Collect every line of the records below that contains the word "they".

**Data provided:**
━━━━
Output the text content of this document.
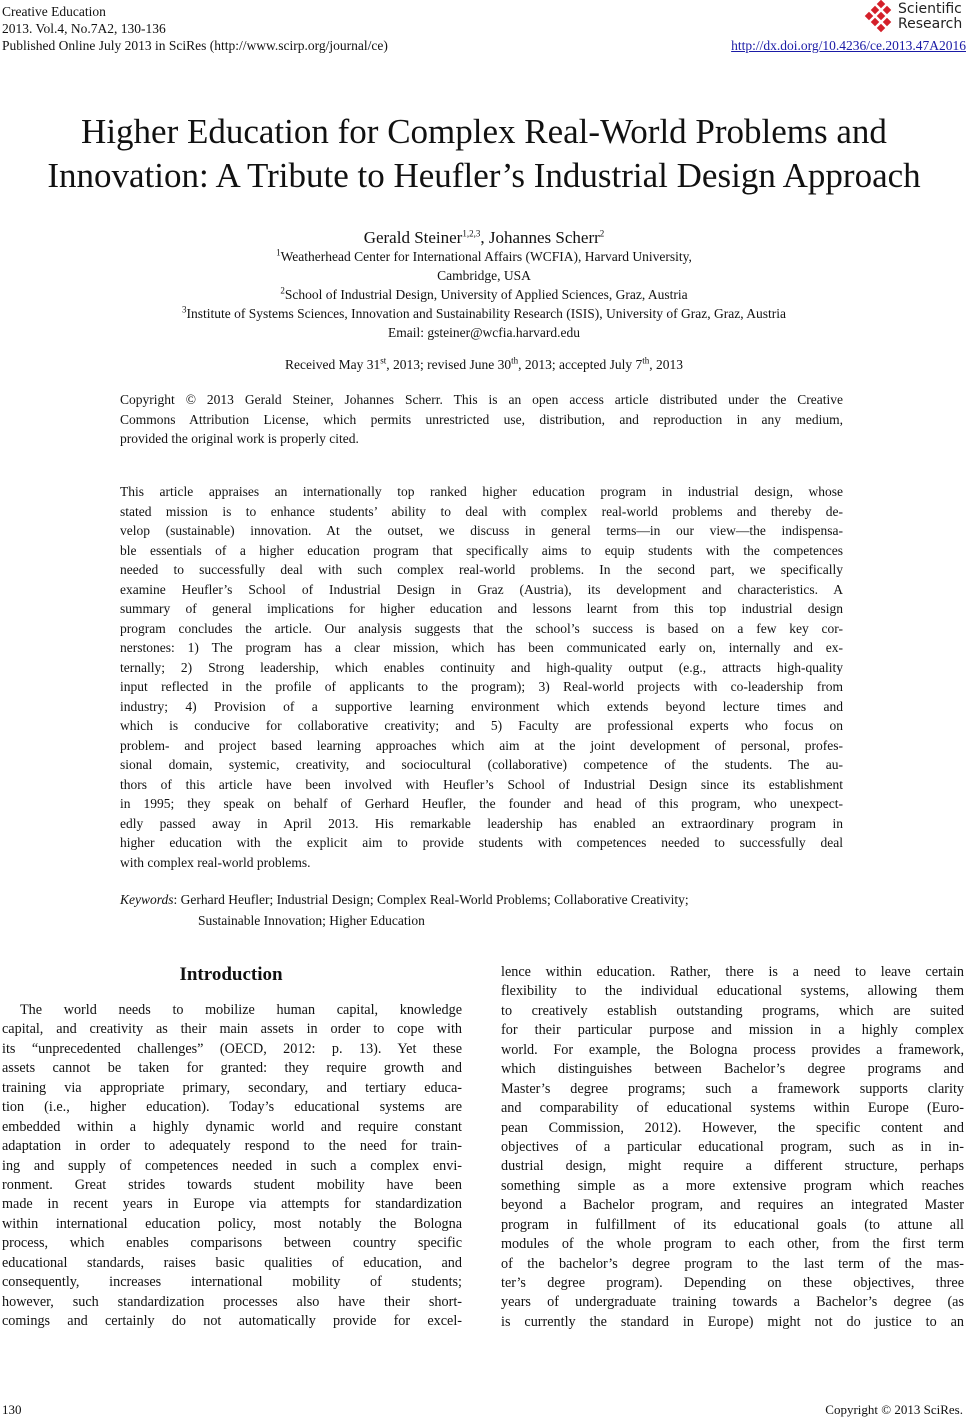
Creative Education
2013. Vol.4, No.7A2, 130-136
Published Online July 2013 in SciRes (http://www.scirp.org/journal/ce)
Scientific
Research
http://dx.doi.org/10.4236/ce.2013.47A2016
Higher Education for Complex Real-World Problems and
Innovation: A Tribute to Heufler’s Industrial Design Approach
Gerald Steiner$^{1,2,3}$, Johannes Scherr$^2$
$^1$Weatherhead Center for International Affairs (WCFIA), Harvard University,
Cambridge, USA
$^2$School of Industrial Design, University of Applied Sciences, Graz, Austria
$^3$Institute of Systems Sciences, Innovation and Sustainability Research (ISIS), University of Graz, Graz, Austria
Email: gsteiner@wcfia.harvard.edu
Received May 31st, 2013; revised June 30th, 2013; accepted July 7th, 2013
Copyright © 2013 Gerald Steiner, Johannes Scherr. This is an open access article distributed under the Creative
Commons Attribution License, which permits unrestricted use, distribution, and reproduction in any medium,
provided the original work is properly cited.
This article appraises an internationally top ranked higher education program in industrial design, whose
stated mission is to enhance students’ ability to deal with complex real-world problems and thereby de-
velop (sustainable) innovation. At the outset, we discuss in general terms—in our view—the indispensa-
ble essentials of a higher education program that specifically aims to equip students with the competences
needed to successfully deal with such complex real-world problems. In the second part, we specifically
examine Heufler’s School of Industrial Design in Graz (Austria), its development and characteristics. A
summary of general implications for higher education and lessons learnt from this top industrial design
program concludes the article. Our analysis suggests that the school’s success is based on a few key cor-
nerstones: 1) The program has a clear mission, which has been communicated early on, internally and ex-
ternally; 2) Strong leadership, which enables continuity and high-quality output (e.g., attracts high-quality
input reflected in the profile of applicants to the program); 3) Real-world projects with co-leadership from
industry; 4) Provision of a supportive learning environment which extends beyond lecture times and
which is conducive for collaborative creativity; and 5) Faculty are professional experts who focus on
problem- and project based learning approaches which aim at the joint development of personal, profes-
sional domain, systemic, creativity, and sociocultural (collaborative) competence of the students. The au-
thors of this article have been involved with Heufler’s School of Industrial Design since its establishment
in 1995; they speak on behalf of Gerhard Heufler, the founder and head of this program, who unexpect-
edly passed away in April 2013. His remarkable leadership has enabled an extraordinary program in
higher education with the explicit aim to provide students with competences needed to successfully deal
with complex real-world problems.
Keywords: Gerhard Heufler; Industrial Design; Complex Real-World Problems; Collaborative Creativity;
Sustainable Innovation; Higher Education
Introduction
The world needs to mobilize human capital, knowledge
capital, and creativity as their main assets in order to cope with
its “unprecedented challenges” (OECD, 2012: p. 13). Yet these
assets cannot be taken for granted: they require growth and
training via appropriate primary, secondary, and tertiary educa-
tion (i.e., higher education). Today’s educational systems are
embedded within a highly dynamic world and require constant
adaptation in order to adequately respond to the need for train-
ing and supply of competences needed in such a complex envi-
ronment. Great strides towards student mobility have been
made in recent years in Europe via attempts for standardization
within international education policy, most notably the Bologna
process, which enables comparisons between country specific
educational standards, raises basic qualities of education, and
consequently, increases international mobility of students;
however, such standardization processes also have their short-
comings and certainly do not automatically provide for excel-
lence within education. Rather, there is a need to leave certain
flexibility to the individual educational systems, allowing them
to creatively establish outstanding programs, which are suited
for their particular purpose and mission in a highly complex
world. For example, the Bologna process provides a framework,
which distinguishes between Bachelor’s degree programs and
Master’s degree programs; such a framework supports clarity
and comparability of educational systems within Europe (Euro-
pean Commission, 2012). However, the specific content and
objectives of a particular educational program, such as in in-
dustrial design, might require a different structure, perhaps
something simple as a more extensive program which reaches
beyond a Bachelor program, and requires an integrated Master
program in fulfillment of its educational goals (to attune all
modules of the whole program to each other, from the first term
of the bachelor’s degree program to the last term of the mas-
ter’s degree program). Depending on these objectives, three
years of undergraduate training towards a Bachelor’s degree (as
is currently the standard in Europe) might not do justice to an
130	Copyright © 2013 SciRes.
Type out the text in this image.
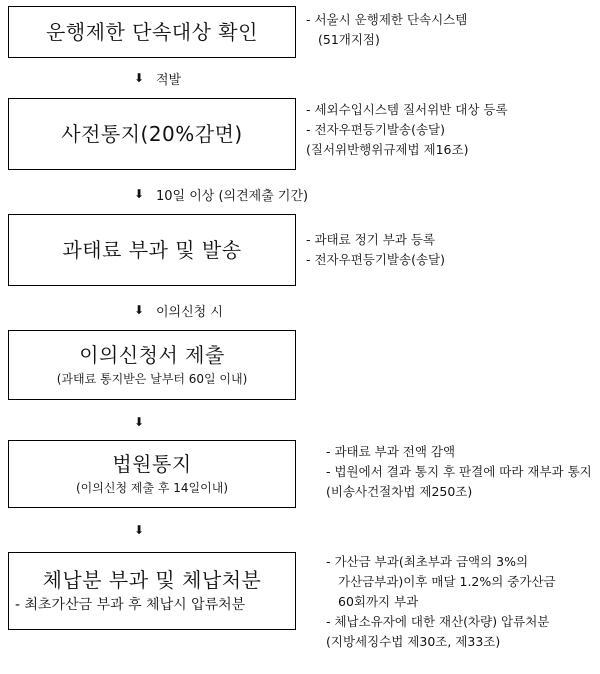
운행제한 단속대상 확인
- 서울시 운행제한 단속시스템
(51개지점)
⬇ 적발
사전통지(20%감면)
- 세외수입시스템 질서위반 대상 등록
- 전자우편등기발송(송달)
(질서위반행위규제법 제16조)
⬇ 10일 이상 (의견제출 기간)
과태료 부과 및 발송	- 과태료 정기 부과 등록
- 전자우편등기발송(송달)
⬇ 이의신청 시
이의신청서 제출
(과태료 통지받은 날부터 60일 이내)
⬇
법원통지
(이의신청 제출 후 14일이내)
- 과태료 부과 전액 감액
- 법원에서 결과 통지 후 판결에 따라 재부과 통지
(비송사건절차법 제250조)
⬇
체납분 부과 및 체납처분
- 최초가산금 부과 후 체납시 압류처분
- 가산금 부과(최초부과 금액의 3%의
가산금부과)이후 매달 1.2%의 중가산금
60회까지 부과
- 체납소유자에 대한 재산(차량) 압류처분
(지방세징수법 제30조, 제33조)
━━━━
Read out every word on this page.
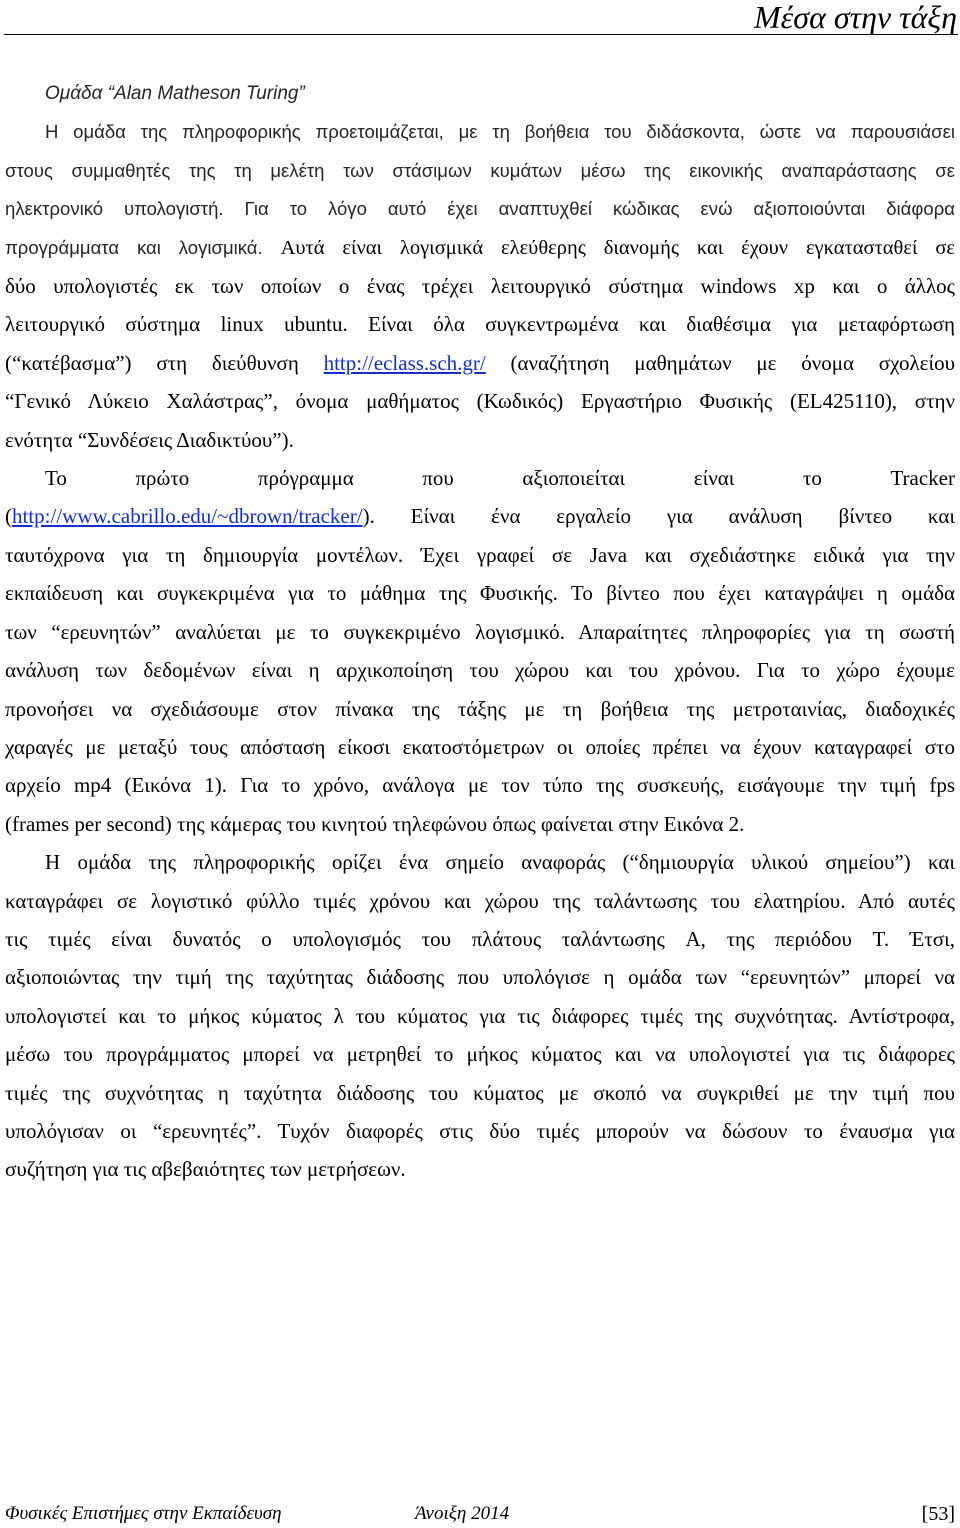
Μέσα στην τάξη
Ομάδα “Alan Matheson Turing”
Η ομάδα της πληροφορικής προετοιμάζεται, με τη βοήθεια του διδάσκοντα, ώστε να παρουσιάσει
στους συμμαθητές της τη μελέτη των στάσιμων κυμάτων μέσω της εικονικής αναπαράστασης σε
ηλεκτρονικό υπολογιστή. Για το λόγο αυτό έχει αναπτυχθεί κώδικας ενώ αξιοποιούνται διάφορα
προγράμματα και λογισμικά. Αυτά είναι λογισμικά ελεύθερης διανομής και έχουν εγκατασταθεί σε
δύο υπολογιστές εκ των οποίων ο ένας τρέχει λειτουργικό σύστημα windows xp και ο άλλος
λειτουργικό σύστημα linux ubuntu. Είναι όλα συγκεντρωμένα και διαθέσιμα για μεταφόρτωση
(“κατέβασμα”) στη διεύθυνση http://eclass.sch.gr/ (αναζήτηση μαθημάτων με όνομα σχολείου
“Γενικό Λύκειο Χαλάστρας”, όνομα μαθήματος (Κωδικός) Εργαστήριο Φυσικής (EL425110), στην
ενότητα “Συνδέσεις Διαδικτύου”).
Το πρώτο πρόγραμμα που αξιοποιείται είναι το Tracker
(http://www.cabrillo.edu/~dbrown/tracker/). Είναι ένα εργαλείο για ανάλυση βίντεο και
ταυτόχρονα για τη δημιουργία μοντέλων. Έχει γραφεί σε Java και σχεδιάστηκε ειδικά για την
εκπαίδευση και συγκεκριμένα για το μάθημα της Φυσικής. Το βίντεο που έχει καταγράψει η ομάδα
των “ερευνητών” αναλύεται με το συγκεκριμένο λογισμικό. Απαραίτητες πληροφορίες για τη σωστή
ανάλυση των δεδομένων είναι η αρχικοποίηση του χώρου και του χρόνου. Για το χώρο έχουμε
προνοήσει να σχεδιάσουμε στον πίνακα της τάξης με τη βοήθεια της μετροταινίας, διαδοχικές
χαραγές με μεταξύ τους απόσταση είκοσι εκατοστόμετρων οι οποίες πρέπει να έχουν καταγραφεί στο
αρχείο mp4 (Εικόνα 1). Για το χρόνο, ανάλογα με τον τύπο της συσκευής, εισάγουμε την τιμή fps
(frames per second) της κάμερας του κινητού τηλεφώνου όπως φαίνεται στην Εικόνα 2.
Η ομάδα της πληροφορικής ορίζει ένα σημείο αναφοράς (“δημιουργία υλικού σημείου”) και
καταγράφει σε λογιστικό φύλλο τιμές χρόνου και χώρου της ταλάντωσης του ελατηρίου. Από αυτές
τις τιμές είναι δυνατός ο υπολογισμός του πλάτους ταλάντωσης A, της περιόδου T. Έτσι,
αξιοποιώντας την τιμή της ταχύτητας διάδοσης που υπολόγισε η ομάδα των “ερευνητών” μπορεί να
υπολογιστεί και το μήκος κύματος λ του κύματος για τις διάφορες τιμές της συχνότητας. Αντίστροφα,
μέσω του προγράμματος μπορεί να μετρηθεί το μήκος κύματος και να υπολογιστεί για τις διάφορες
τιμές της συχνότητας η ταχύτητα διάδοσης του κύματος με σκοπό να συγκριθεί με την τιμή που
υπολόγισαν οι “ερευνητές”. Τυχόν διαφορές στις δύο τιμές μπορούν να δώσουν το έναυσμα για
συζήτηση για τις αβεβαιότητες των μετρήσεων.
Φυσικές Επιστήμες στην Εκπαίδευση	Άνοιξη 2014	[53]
━━━━
**Complete output:**
in 1995; they speak on behalf of Gerhard Heufler, the founder and head of this program, who unexpect-
assets cannot be taken for granted: they require growth and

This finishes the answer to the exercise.